Entries taken from a collection

####

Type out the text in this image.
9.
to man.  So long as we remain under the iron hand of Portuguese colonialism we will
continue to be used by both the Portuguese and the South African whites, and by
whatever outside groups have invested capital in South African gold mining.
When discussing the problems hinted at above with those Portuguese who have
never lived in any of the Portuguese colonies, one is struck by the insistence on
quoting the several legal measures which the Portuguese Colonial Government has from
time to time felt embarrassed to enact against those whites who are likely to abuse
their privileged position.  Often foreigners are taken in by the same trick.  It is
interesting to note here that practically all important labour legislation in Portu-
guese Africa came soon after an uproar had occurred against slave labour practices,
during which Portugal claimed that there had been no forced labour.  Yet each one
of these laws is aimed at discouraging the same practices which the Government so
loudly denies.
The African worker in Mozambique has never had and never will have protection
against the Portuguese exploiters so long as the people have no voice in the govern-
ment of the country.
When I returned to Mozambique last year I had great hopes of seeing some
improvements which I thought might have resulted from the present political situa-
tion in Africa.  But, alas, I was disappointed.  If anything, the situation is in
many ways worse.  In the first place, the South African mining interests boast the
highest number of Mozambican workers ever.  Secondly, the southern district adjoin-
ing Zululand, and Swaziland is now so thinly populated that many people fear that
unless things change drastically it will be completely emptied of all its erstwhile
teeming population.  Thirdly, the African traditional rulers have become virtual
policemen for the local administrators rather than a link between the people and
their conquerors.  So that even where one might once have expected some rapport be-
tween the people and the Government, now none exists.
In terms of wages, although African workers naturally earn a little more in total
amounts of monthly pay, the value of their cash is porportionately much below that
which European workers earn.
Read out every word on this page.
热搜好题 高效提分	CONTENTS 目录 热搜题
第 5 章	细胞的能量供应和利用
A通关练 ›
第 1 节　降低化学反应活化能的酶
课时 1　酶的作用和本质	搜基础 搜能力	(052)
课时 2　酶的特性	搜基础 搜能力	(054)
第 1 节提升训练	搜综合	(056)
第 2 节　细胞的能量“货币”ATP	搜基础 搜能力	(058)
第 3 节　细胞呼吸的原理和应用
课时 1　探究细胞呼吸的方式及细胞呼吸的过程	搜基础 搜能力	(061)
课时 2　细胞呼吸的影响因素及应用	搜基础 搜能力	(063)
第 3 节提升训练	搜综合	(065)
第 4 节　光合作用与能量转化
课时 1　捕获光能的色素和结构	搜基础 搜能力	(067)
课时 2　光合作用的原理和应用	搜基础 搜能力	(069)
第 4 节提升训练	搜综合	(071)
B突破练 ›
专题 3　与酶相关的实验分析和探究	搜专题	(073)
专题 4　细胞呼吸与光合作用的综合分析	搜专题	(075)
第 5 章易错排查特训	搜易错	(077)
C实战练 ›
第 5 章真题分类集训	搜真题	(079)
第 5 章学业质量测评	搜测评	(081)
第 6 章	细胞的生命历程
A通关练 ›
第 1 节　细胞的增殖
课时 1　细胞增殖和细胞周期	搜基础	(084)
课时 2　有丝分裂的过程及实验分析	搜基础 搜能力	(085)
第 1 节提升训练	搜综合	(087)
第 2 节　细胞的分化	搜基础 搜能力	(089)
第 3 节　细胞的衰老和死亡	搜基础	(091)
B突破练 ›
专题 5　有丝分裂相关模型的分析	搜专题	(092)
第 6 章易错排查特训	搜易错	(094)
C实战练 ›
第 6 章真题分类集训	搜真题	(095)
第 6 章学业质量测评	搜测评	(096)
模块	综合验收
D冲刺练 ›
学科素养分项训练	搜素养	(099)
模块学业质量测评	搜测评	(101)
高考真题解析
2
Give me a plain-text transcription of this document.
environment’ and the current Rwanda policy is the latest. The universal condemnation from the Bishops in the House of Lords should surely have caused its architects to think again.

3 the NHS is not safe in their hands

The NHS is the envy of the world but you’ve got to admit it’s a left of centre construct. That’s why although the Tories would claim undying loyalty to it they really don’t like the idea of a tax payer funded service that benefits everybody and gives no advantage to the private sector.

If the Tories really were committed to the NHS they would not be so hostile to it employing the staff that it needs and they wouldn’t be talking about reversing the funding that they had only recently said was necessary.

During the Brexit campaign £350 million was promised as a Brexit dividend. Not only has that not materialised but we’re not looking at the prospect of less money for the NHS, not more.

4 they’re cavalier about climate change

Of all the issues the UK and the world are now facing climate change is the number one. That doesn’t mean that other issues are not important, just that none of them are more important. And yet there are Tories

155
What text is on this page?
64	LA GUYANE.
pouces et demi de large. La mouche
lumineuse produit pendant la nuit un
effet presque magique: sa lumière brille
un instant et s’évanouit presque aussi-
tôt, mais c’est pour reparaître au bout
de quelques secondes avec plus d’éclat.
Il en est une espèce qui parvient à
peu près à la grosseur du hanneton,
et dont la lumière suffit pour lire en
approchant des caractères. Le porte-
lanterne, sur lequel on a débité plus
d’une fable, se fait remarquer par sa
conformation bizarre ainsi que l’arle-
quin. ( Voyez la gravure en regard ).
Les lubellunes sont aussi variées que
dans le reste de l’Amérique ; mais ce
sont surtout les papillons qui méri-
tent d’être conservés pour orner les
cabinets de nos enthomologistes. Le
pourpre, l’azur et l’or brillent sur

####

Given request —
Copy out every entry again, exactly as it was given.

Answer to this exercise —
Type out the text in this image.
9.
to man.  So long as we remain under the iron hand of Portuguese colonialism we will
continue to be used by both the Portuguese and the South African whites, and by
whatever outside groups have invested capital in South African gold mining.
When discussing the problems hinted at above with those Portuguese who have
never lived in any of the Portuguese colonies, one is struck by the insistence on
quoting the several legal measures which the Portuguese Colonial Government has from
time to time felt embarrassed to enact against those whites who are likely to abuse
their privileged position.  Often foreigners are taken in by the same trick.  It is
interesting to note here that practically all important labour legislation in Portu-
guese Africa came soon after an uproar had occurred against slave labour practices,
during which Portugal claimed that there had been no forced labour.  Yet each one
of these laws is aimed at discouraging the same practices which the Government so
loudly denies.
The African worker in Mozambique has never had and never will have protection
against the Portuguese exploiters so long as the people have no voice in the govern-
ment of the country.
When I returned to Mozambique last year I had great hopes of seeing some
improvements which I thought might have resulted from the present political situa-
tion in Africa.  But, alas, I was disappointed.  If anything, the situation is in
many ways worse.  In the first place, the South African mining interests boast the
highest number of Mozambican workers ever.  Secondly, the southern district adjoin-
ing Zululand, and Swaziland is now so thinly populated that many people fear that
unless things change drastically it will be completely emptied of all its erstwhile
teeming population.  Thirdly, the African traditional rulers have become virtual
policemen for the local administrators rather than a link between the people and
their conquerors.  So that even where one might once have expected some rapport be-
tween the people and the Government, now none exists.
In terms of wages, although African workers naturally earn a little more in total
amounts of monthly pay, the value of their cash is porportionately much below that
which European workers earn.
Read out every word on this page.
热搜好题 高效提分	CONTENTS 目录 热搜题
第 5 章	细胞的能量供应和利用
A通关练 ›
第 1 节　降低化学反应活化能的酶
课时 1　酶的作用和本质	搜基础 搜能力	(052)
课时 2　酶的特性	搜基础 搜能力	(054)
第 1 节提升训练	搜综合	(056)
第 2 节　细胞的能量“货币”ATP	搜基础 搜能力	(058)
第 3 节　细胞呼吸的原理和应用
课时 1　探究细胞呼吸的方式及细胞呼吸的过程	搜基础 搜能力	(061)
课时 2　细胞呼吸的影响因素及应用	搜基础 搜能力	(063)
第 3 节提升训练	搜综合	(065)
第 4 节　光合作用与能量转化
课时 1　捕获光能的色素和结构	搜基础 搜能力	(067)
课时 2　光合作用的原理和应用	搜基础 搜能力	(069)
第 4 节提升训练	搜综合	(071)
B突破练 ›
专题 3　与酶相关的实验分析和探究	搜专题	(073)
专题 4　细胞呼吸与光合作用的综合分析	搜专题	(075)
第 5 章易错排查特训	搜易错	(077)
C实战练 ›
第 5 章真题分类集训	搜真题	(079)
第 5 章学业质量测评	搜测评	(081)
第 6 章	细胞的生命历程
A通关练 ›
第 1 节　细胞的增殖
课时 1　细胞增殖和细胞周期	搜基础	(084)
课时 2　有丝分裂的过程及实验分析	搜基础 搜能力	(085)
第 1 节提升训练	搜综合	(087)
第 2 节　细胞的分化	搜基础 搜能力	(089)
第 3 节　细胞的衰老和死亡	搜基础	(091)
B突破练 ›
专题 5　有丝分裂相关模型的分析	搜专题	(092)
第 6 章易错排查特训	搜易错	(094)
C实战练 ›
第 6 章真题分类集训	搜真题	(095)
第 6 章学业质量测评	搜测评	(096)
模块	综合验收
D冲刺练 ›
学科素养分项训练	搜素养	(099)
模块学业质量测评	搜测评	(101)
高考真题解析
2
Give me a plain-text transcription of this document.
environment’ and the current Rwanda policy is the latest. The universal condemnation from the Bishops in the House of Lords should surely have caused its architects to think again.

3 the NHS is not safe in their hands

The NHS is the envy of the world but you’ve got to admit it’s a left of centre construct. That’s why although the Tories would claim undying loyalty to it they really don’t like the idea of a tax payer funded service that benefits everybody and gives no advantage to the private sector.

If the Tories really were committed to the NHS they would not be so hostile to it employing the staff that it needs and they wouldn’t be talking about reversing the funding that they had only recently said was necessary.

During the Brexit campaign £350 million was promised as a Brexit dividend. Not only has that not materialised but we’re not looking at the prospect of less money for the NHS, not more.

4 they’re cavalier about climate change

Of all the issues the UK and the world are now facing climate change is the number one. That doesn’t mean that other issues are not important, just that none of them are more important. And yet there are Tories

155
What text is on this page?
64	LA GUYANE.
pouces et demi de large. La mouche
lumineuse produit pendant la nuit un
effet presque magique: sa lumière brille
un instant et s’évanouit presque aussi-
tôt, mais c’est pour reparaître au bout
de quelques secondes avec plus d’éclat.
Il en est une espèce qui parvient à
peu près à la grosseur du hanneton,
et dont la lumière suffit pour lire en
approchant des caractères. Le porte-
lanterne, sur lequel on a débité plus
d’une fable, se fait remarquer par sa
conformation bizarre ainsi que l’arle-
quin. ( Voyez la gravure en regard ).
Les lubellunes sont aussi variées que
dans le reste de l’Amérique ; mais ce
sont surtout les papillons qui méri-
tent d’être conservés pour orner les
cabinets de nos enthomologistes. Le
pourpre, l’azur et l’or brillent sur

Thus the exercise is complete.